* Set exercise:
Determine the number of lines that contain the word "this", then state that number and nothing more.

* Exercise material:
»»
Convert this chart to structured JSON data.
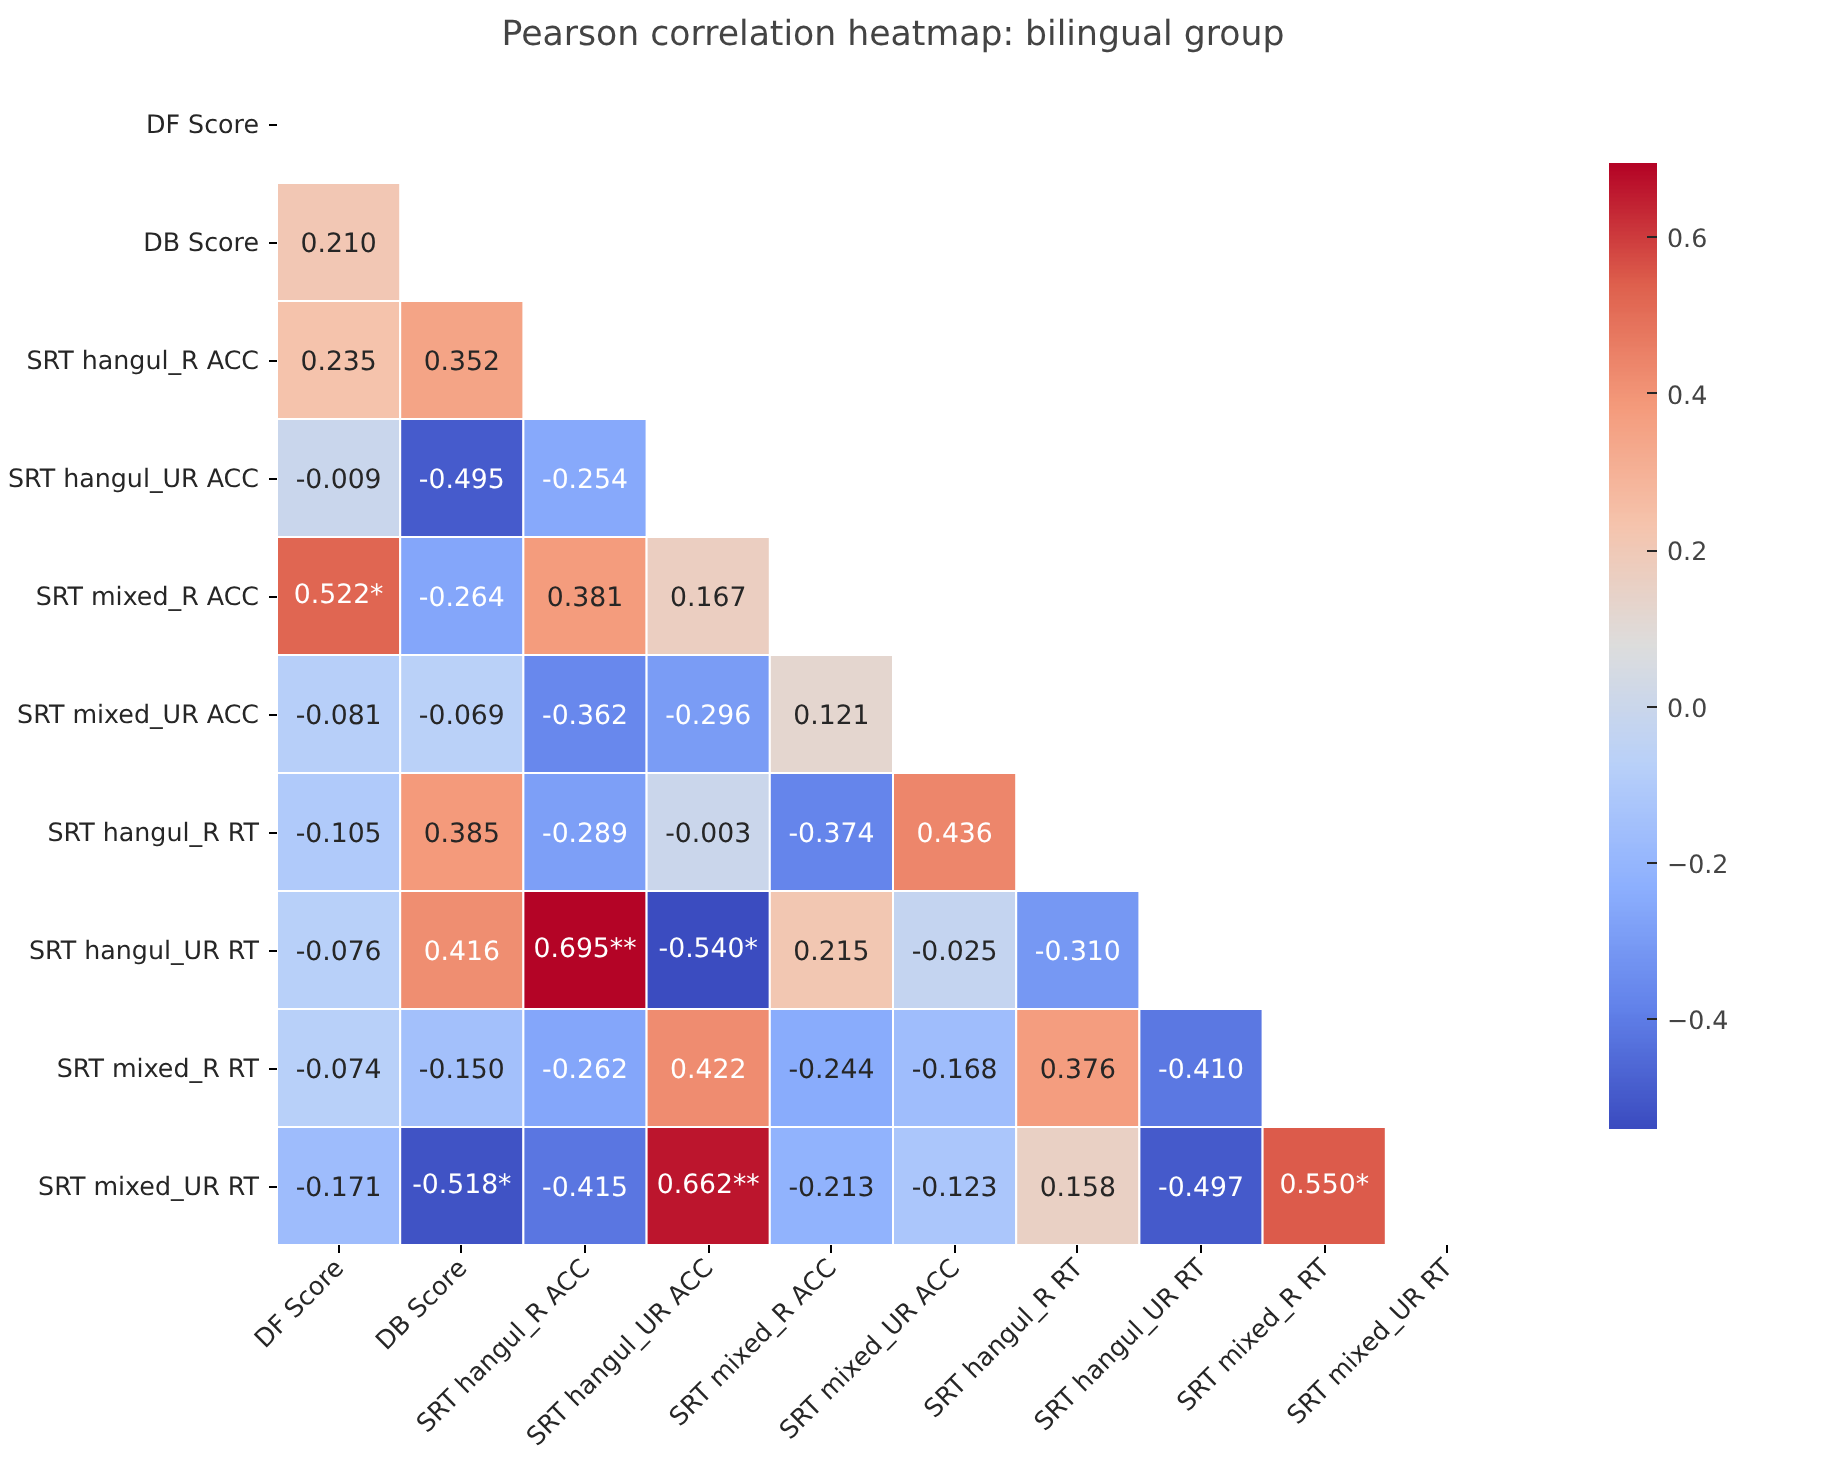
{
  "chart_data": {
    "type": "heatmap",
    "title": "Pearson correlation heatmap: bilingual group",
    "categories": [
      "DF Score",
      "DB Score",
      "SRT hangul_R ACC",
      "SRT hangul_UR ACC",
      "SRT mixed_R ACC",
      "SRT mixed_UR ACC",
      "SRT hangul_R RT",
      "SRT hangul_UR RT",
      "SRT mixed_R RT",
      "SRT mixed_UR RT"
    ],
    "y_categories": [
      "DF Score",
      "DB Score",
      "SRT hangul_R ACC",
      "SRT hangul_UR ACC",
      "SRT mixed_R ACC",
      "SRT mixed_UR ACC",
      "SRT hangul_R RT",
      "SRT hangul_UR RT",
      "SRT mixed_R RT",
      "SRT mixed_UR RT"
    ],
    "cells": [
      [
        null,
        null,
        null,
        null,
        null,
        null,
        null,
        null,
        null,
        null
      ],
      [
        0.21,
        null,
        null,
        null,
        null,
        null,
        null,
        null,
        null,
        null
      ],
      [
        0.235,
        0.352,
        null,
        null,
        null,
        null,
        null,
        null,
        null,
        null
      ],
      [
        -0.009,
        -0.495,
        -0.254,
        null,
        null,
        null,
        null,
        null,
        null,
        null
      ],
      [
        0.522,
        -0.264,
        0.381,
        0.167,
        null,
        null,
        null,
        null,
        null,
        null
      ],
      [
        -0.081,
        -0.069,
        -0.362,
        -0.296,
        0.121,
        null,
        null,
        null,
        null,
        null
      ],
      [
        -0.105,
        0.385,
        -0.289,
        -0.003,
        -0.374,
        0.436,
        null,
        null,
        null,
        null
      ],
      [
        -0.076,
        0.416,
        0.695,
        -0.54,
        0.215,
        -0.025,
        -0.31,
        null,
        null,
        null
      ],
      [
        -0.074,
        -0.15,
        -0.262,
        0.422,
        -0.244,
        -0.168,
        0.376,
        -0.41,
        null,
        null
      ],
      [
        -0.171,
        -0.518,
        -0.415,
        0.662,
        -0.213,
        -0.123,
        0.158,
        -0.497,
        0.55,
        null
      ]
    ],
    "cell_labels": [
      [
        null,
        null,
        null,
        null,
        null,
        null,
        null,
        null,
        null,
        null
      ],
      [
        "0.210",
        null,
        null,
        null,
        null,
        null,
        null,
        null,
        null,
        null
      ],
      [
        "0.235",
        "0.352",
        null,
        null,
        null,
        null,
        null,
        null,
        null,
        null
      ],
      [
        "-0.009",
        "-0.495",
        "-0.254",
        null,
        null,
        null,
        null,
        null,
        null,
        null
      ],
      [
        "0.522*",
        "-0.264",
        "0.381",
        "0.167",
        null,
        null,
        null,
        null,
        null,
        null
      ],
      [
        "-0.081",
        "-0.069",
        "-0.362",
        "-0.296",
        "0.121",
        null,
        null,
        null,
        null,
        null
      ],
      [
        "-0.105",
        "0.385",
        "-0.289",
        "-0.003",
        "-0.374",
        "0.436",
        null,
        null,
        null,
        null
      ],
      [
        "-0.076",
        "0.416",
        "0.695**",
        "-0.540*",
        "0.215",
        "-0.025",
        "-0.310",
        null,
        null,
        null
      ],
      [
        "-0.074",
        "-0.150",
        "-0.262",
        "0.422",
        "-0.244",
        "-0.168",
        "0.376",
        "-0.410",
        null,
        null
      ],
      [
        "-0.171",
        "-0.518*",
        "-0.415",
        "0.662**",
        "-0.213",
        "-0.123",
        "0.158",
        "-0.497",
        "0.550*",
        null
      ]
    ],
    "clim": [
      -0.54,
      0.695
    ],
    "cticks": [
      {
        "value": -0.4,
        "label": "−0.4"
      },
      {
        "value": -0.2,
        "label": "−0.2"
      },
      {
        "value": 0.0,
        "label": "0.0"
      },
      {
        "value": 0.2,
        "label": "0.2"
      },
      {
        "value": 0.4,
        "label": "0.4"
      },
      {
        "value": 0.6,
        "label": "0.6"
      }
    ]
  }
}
««
»»
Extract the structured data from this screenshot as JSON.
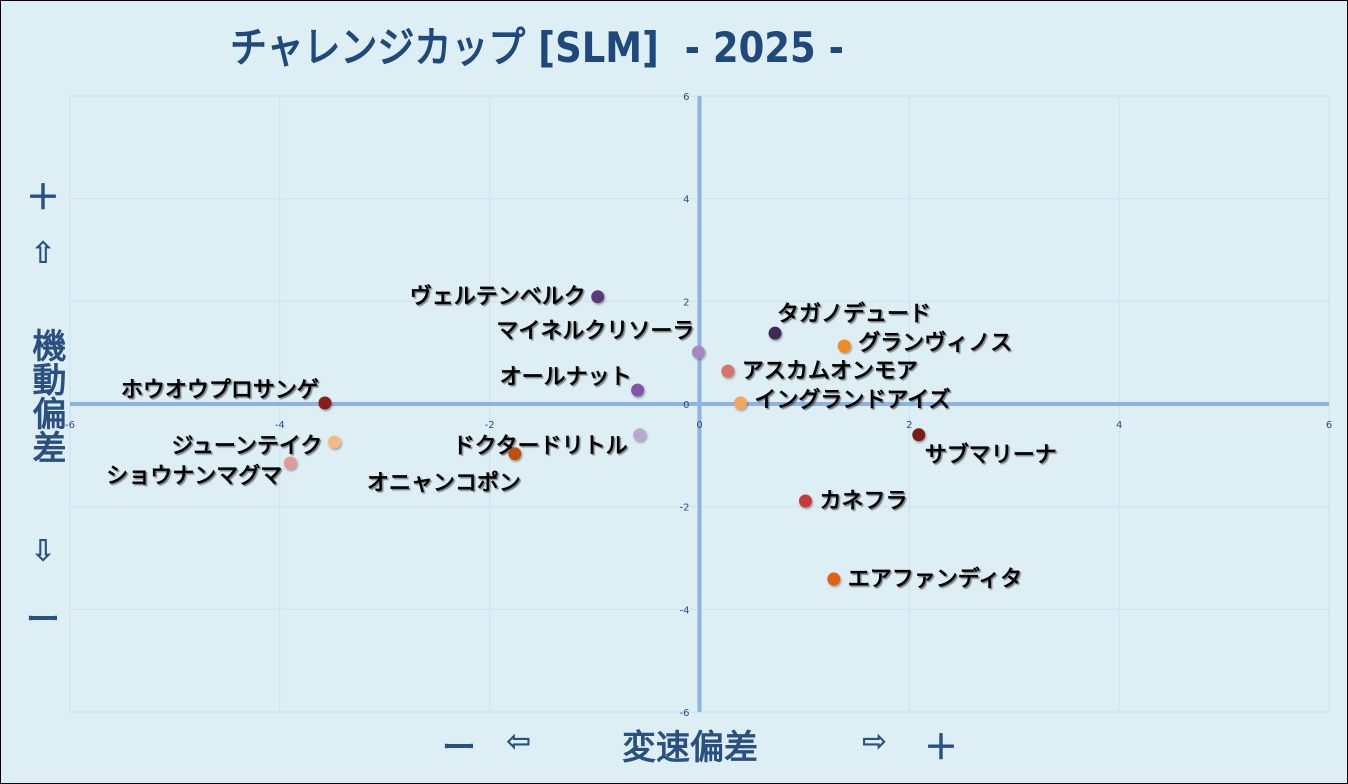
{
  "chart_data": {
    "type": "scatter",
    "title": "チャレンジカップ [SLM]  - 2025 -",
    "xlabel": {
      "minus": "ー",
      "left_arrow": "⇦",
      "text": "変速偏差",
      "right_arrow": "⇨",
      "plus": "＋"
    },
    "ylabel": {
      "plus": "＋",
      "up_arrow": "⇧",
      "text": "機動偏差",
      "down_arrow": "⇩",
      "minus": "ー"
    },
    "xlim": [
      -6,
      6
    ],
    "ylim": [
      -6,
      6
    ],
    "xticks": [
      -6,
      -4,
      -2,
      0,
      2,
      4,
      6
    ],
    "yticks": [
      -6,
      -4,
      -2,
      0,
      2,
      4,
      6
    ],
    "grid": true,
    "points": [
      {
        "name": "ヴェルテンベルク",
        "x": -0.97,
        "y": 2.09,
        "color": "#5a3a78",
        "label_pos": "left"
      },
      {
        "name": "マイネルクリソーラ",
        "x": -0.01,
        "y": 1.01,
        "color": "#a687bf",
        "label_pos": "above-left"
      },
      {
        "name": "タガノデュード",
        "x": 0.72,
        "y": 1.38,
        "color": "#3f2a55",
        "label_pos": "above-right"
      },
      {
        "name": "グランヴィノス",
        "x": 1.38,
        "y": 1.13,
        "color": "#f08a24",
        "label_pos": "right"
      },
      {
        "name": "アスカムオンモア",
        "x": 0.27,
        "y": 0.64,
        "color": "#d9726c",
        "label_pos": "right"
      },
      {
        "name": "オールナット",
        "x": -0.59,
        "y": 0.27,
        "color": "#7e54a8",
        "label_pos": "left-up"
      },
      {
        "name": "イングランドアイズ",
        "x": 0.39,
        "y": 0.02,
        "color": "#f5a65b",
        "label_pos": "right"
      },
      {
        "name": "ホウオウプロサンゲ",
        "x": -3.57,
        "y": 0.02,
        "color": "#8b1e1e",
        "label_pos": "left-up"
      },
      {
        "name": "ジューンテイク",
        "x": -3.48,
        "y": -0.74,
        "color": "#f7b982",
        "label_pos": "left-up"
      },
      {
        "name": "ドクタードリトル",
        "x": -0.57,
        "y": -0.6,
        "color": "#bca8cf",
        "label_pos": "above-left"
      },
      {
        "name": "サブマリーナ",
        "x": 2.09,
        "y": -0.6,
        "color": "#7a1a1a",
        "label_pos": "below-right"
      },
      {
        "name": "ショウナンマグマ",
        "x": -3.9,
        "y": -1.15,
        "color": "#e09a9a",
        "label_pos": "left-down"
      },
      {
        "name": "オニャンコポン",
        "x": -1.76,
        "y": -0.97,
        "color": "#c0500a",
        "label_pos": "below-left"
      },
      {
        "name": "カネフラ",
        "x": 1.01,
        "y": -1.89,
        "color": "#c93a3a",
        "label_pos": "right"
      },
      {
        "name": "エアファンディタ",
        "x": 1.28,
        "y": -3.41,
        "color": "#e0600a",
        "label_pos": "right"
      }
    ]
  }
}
««
»»
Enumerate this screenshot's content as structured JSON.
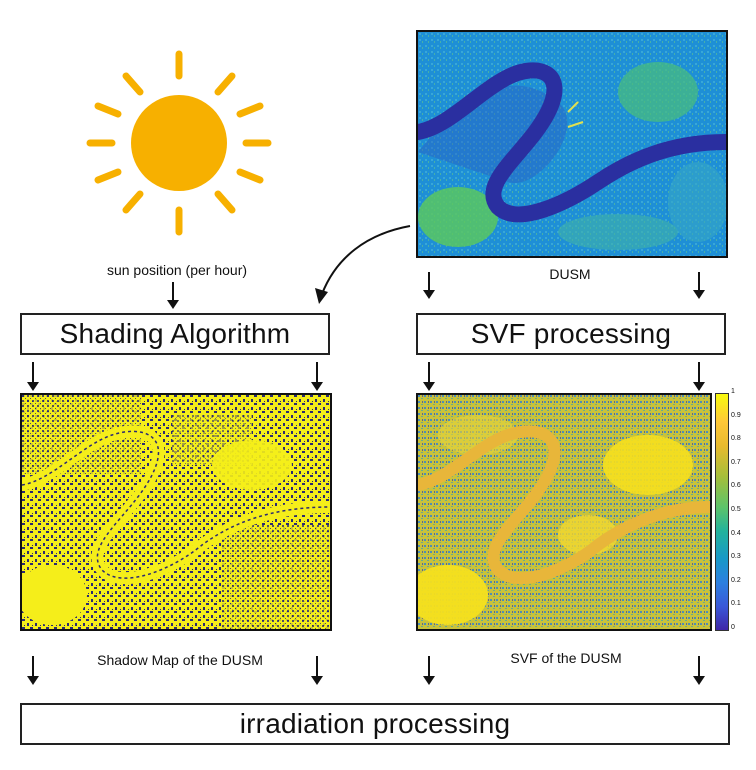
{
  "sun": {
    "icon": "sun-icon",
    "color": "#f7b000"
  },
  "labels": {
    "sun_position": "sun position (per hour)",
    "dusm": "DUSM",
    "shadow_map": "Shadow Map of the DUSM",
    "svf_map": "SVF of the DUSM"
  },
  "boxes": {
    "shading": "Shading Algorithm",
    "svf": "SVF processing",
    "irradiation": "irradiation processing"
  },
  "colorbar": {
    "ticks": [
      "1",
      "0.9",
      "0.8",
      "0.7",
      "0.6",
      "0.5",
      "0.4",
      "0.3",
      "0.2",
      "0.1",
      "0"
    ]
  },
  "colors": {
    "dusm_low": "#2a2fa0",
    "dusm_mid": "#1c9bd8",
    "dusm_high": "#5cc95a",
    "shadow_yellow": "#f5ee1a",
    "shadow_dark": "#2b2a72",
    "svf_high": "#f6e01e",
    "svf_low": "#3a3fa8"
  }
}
««
* Exercise response:
3